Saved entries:
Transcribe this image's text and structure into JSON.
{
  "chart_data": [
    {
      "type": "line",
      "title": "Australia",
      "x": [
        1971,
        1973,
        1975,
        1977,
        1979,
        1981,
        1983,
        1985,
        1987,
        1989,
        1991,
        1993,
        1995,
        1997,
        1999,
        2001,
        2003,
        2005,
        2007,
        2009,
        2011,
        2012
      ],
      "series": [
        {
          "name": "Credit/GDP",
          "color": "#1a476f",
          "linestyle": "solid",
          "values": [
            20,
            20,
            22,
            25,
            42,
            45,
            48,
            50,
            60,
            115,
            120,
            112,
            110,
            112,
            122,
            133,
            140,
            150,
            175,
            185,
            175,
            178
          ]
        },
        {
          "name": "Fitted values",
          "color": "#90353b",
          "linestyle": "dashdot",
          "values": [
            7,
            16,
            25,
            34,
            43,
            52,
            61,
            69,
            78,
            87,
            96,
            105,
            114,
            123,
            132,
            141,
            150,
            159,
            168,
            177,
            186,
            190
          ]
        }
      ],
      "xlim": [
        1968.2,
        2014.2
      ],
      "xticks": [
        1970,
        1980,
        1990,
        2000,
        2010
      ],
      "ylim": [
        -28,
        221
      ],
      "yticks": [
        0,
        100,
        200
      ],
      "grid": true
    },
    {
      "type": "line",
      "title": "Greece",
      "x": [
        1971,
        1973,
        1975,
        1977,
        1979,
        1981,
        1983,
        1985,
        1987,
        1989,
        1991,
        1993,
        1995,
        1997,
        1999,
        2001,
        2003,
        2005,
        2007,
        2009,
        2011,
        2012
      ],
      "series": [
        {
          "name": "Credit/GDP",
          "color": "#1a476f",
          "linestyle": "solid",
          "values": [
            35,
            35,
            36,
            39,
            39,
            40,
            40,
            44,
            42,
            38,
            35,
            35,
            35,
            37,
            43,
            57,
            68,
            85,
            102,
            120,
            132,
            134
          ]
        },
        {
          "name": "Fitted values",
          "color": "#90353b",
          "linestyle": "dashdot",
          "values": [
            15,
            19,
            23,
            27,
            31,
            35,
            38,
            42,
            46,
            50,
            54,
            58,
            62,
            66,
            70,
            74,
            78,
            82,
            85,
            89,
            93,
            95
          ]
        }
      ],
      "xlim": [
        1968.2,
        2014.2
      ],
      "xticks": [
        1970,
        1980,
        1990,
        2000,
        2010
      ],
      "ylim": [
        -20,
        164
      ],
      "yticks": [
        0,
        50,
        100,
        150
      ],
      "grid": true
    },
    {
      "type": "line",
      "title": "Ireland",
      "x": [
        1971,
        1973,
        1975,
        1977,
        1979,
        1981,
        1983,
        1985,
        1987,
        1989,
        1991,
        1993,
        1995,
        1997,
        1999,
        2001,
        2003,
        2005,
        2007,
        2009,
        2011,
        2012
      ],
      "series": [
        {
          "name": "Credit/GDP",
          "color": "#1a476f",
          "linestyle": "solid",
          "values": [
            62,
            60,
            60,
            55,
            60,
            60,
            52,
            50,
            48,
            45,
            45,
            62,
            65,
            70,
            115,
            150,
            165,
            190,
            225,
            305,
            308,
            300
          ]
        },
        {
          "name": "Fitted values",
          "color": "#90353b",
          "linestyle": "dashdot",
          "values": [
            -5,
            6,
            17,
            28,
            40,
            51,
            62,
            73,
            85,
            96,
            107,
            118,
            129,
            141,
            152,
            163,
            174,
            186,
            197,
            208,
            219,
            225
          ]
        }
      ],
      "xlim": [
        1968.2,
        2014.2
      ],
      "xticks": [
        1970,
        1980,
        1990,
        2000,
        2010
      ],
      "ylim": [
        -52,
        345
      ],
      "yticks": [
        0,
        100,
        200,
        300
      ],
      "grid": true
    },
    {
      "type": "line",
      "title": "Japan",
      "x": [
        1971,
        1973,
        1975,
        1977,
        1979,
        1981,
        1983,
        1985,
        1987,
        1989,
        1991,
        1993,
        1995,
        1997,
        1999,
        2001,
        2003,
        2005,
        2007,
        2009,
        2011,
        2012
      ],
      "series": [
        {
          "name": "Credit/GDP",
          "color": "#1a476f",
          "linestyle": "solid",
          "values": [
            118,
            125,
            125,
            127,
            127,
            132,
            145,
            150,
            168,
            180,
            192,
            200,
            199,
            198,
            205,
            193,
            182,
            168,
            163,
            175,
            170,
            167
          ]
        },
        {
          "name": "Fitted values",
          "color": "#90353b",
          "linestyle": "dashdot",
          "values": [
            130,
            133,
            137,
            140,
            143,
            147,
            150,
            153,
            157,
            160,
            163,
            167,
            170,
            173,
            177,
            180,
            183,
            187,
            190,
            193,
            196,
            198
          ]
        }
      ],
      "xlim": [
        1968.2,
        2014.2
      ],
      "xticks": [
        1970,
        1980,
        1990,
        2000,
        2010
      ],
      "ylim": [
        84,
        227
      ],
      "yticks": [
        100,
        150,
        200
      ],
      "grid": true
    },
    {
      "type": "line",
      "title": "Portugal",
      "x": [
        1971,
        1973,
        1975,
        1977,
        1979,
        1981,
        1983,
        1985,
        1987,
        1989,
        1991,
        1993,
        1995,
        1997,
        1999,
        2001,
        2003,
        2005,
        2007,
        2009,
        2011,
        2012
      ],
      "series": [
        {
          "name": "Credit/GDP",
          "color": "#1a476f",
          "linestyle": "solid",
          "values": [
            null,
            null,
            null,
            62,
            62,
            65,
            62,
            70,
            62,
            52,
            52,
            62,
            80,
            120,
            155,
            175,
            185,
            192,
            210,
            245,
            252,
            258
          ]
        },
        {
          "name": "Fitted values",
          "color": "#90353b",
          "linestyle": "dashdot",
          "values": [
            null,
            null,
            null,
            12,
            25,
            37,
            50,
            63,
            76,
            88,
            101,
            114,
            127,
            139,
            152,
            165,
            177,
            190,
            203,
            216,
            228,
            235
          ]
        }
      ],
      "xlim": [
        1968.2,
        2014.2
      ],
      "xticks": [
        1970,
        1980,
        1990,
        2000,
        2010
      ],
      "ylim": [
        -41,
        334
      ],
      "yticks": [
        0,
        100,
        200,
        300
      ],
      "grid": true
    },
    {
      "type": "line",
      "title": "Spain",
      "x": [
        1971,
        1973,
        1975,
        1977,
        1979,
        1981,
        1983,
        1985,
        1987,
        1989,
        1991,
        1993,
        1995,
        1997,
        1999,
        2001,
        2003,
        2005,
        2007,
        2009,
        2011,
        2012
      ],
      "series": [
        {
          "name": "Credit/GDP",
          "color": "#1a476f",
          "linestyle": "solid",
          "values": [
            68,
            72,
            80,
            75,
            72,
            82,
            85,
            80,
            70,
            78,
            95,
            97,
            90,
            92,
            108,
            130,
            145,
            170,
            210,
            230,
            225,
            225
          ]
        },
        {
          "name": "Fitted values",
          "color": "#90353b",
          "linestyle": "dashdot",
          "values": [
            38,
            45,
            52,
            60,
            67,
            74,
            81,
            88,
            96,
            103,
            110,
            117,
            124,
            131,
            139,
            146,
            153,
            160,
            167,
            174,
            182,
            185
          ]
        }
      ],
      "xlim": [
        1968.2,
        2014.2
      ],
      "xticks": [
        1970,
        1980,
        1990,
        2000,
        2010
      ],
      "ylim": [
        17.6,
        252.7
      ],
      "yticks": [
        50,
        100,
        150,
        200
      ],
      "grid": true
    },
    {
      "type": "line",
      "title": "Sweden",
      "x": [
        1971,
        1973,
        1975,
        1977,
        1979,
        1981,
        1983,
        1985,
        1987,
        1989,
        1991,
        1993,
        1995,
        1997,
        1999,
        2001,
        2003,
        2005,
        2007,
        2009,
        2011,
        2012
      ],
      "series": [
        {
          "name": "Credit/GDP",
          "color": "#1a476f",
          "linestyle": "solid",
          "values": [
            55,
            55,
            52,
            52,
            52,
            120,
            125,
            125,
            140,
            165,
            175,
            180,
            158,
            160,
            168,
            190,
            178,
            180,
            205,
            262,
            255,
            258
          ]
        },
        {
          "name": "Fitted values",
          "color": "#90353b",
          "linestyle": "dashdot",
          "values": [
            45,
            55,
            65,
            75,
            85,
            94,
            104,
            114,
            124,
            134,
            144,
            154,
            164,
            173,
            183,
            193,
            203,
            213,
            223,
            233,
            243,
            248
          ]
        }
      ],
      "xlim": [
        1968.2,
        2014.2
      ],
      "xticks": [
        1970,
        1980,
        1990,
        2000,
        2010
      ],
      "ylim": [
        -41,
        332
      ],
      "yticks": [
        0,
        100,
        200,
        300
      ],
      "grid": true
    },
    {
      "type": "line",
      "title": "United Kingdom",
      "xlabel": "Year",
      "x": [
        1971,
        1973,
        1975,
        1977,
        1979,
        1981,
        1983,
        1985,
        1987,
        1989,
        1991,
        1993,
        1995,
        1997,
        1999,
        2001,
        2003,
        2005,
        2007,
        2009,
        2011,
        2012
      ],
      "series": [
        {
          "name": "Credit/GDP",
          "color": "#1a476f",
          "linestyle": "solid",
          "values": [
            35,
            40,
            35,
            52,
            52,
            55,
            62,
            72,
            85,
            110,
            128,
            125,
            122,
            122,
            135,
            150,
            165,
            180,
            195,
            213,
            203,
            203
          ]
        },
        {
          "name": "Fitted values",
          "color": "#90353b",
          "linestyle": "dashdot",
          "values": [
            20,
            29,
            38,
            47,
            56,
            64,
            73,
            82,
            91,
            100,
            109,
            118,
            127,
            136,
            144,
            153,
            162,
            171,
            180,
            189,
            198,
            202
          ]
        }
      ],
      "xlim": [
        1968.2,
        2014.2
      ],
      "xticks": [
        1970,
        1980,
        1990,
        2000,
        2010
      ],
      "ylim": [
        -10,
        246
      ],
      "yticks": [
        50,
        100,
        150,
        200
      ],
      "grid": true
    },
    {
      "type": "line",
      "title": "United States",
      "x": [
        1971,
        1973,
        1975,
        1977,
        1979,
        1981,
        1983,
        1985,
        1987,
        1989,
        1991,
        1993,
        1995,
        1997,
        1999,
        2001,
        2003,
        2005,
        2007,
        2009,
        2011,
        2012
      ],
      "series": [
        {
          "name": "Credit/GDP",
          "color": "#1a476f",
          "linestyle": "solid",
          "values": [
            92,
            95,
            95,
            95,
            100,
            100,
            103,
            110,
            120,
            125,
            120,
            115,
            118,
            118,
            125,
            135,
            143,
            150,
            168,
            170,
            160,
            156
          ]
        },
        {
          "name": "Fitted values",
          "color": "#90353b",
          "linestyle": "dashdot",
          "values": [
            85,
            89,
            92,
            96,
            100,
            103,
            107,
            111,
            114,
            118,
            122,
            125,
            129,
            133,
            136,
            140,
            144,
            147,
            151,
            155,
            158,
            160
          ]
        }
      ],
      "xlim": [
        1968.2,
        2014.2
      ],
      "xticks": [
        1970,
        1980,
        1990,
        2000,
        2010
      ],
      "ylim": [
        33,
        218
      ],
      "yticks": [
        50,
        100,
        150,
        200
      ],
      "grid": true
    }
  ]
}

**GIVEN REQUEST:** Copy every line that contains the string "United".

**WRITTEN RESPONSE:**
      "title": "United Kingdom",
      "title": "United States",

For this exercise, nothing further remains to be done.